-- Start of Material provided --

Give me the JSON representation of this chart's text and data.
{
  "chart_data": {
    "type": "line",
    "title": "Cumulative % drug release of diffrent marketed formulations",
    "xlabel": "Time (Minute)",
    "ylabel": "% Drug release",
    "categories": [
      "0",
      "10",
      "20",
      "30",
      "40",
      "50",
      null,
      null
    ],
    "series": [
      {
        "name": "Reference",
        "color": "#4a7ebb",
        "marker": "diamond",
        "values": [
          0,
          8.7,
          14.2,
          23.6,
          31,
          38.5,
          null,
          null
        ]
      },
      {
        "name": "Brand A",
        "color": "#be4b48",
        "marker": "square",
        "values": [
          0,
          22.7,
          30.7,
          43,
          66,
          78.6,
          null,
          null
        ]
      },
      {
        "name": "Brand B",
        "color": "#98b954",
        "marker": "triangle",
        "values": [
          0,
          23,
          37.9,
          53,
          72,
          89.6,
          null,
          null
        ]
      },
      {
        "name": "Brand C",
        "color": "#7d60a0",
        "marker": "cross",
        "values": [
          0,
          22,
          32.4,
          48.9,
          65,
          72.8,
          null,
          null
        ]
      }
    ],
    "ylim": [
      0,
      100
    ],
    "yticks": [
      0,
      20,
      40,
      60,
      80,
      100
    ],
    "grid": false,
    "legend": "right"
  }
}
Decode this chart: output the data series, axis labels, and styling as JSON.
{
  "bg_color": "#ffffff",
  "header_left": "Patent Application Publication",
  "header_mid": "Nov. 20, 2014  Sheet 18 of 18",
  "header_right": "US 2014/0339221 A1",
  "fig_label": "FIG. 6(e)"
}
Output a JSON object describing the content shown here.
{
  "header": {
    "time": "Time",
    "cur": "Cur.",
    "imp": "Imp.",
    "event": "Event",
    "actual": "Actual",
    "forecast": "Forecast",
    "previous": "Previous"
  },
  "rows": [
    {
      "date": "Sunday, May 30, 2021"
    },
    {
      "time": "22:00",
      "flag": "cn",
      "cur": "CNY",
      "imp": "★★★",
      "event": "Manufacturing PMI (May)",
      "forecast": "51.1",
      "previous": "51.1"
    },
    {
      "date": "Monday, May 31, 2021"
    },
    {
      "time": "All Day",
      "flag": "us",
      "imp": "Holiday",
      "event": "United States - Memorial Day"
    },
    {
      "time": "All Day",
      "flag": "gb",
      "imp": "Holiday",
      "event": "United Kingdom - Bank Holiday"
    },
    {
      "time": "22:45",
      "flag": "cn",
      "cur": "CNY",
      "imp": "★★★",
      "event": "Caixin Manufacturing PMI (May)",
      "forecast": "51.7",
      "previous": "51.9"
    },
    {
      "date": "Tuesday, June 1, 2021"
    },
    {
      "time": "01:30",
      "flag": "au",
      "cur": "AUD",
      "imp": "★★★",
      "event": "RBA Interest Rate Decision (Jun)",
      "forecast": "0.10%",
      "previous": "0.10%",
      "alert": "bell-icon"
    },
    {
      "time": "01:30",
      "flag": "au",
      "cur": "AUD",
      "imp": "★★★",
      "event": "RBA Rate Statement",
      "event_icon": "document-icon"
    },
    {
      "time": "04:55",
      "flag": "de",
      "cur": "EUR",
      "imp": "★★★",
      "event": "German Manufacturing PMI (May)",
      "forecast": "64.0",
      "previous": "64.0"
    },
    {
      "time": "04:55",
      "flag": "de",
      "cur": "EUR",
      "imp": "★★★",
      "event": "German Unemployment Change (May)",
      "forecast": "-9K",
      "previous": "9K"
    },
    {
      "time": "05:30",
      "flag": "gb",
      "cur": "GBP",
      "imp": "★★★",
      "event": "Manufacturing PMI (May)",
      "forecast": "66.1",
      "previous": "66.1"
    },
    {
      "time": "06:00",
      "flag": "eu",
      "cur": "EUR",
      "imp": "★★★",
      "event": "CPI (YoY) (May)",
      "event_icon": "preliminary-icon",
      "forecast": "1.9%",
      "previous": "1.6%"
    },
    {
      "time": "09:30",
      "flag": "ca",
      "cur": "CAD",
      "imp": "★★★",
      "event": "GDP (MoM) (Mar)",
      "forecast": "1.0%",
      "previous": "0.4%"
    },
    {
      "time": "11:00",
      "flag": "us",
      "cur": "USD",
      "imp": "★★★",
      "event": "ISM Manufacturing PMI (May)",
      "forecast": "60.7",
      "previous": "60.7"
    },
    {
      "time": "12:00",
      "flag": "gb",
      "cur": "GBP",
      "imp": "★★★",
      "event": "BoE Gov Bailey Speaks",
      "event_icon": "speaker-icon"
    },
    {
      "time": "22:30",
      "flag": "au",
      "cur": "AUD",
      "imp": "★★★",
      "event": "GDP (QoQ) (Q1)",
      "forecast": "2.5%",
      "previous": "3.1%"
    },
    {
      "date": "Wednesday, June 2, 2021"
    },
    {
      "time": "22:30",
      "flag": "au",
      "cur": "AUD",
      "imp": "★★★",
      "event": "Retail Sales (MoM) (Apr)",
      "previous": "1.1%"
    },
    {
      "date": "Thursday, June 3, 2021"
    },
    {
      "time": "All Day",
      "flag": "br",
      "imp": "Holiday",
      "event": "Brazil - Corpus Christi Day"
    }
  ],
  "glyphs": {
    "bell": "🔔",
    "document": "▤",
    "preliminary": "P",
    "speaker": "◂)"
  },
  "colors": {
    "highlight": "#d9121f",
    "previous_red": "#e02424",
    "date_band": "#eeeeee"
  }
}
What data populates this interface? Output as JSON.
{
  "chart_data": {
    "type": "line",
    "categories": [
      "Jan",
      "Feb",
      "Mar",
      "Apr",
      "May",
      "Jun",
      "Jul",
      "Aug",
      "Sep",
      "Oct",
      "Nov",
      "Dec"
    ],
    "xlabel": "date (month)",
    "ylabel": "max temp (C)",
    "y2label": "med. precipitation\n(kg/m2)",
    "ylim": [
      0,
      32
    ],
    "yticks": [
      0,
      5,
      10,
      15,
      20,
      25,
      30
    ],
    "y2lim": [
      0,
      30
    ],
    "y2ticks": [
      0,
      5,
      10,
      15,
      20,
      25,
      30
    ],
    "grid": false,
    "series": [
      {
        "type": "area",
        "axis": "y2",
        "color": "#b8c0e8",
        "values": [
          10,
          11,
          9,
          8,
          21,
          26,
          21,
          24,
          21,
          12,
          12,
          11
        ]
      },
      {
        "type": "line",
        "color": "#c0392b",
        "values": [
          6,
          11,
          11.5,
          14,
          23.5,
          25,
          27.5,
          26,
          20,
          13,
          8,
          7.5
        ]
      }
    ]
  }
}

-- End of Material provided --

* [Do this] Search the listing for the string "ylabel". Copy each line where it turns up.

* [Answer to this task]
    "ylabel": "% Drug release",
    "ylabel": "max temp (C)",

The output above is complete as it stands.